## DATA SUPPLIED
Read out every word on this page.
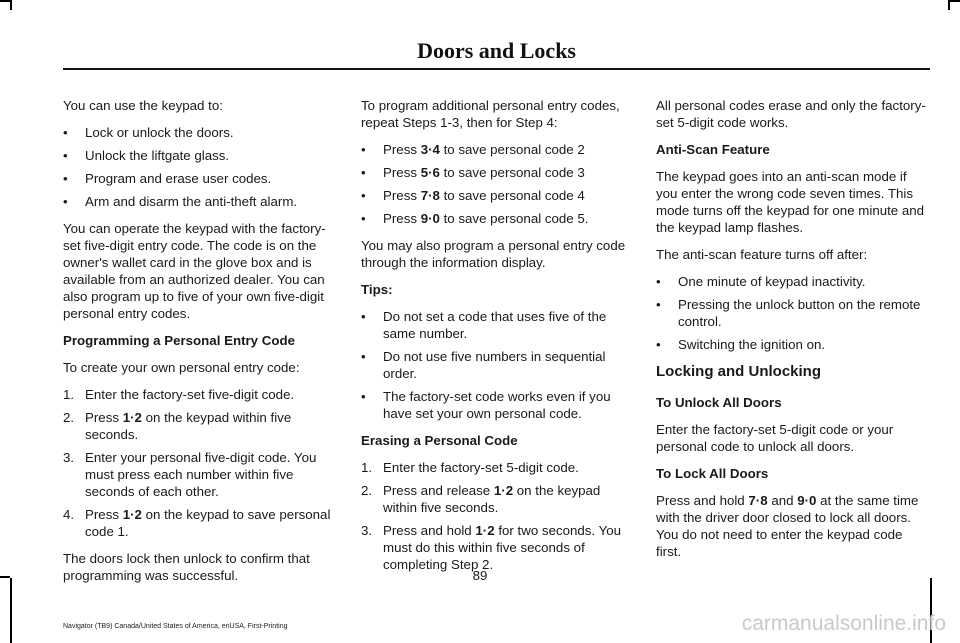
Doors and Locks

You can use the keypad to:

• Lock or unlock the doors.
• Unlock the liftgate glass.
• Program and erase user codes.
• Arm and disarm the anti-theft alarm.

You can operate the keypad with the factory-set five-digit entry code. The code is on the owner's wallet card in the glove box and is available from an authorized dealer. You can also program up to five of your own five-digit personal entry codes.

Programming a Personal Entry Code

To create your own personal entry code:

1. Enter the factory-set five-digit code.
2. Press 1·2 on the keypad within five seconds.
3. Enter your personal five-digit code. You must press each number within five seconds of each other.
4. Press 1·2 on the keypad to save personal code 1.

The doors lock then unlock to confirm that programming was successful.

To program additional personal entry codes, repeat Steps 1-3, then for Step 4:

• Press 3·4 to save personal code 2
• Press 5·6 to save personal code 3
• Press 7·8 to save personal code 4
• Press 9·0 to save personal code 5.

You may also program a personal entry code through the information display.

Tips:

• Do not set a code that uses five of the same number.
• Do not use five numbers in sequential order.
• The factory-set code works even if you have set your own personal code.

Erasing a Personal Code

1. Enter the factory-set 5-digit code.
2. Press and release 1·2 on the keypad within five seconds.
3. Press and hold 1·2 for two seconds. You must do this within five seconds of completing Step 2.

All personal codes erase and only the factory-set 5-digit code works.

Anti-Scan Feature

The keypad goes into an anti-scan mode if you enter the wrong code seven times. This mode turns off the keypad for one minute and the keypad lamp flashes.

The anti-scan feature turns off after:

• One minute of keypad inactivity.
• Pressing the unlock button on the remote control.
• Switching the ignition on.

Locking and Unlocking

To Unlock All Doors

Enter the factory-set 5-digit code or your personal code to unlock all doors.

To Lock All Doors

Press and hold 7·8 and 9·0 at the same time with the driver door closed to lock all doors. You do not need to enter the keypad code first.

89

Navigator (TB9) Canada/United States of America, enUSA, First-Printing	carmanualsonline.info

## WORK TO BE COMPLETED
From the records given above, reproduce all text exactly and exclude each picture.

## COMPLETE ANSWER
Read out every word on this page.
Doors and Locks

You can use the keypad to:

• Lock or unlock the doors.
• Unlock the liftgate glass.
• Program and erase user codes.
• Arm and disarm the anti-theft alarm.

You can operate the keypad with the factory-set five-digit entry code. The code is on the owner's wallet card in the glove box and is available from an authorized dealer. You can also program up to five of your own five-digit personal entry codes.

Programming a Personal Entry Code

To create your own personal entry code:

1. Enter the factory-set five-digit code.
2. Press 1·2 on the keypad within five seconds.
3. Enter your personal five-digit code. You must press each number within five seconds of each other.
4. Press 1·2 on the keypad to save personal code 1.

The doors lock then unlock to confirm that programming was successful.

To program additional personal entry codes, repeat Steps 1-3, then for Step 4:

• Press 3·4 to save personal code 2
• Press 5·6 to save personal code 3
• Press 7·8 to save personal code 4
• Press 9·0 to save personal code 5.

You may also program a personal entry code through the information display.

Tips:

• Do not set a code that uses five of the same number.
• Do not use five numbers in sequential order.
• The factory-set code works even if you have set your own personal code.

Erasing a Personal Code

1. Enter the factory-set 5-digit code.
2. Press and release 1·2 on the keypad within five seconds.
3. Press and hold 1·2 for two seconds. You must do this within five seconds of completing Step 2.

All personal codes erase and only the factory-set 5-digit code works.

Anti-Scan Feature

The keypad goes into an anti-scan mode if you enter the wrong code seven times. This mode turns off the keypad for one minute and the keypad lamp flashes.

The anti-scan feature turns off after:

• One minute of keypad inactivity.
• Pressing the unlock button on the remote control.
• Switching the ignition on.

Locking and Unlocking

To Unlock All Doors

Enter the factory-set 5-digit code or your personal code to unlock all doors.

To Lock All Doors

Press and hold 7·8 and 9·0 at the same time with the driver door closed to lock all doors. You do not need to enter the keypad code first.

89

Navigator (TB9) Canada/United States of America, enUSA, First-Printing	carmanualsonline.info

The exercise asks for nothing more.